### What is expected
Take every line from the listing below that includes "like" and copy it.

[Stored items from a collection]
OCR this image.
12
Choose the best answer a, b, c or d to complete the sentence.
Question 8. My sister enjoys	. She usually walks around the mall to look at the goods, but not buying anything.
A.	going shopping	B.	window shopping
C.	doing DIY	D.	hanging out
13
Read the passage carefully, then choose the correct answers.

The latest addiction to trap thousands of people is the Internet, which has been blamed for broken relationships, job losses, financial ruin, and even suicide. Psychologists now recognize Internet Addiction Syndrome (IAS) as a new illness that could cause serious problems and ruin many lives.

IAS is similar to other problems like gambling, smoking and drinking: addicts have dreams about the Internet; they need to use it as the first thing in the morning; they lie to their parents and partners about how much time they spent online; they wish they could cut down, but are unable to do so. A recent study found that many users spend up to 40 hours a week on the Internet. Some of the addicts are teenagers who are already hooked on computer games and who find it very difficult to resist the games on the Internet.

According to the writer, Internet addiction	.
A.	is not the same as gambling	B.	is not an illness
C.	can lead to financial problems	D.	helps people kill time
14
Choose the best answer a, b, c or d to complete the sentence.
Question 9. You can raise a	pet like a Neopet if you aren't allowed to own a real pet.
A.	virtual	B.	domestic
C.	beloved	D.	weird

### Written reply
IAS is similar to other problems like gambling, smoking and drinking: addicts have dreams about the Internet; they need to use it as the first thing in the morning; they lie to their parents and partners about how much time they spent online; they wish they could cut down, but are unable to do so. A recent study found that many users spend up to 40 hours a week on the Internet. Some of the addicts are teenagers who are already hooked on computer games and who find it very difficult to resist the games on the Internet.
Question 9. You can raise a	pet like a Neopet if you aren't allowed to own a real pet.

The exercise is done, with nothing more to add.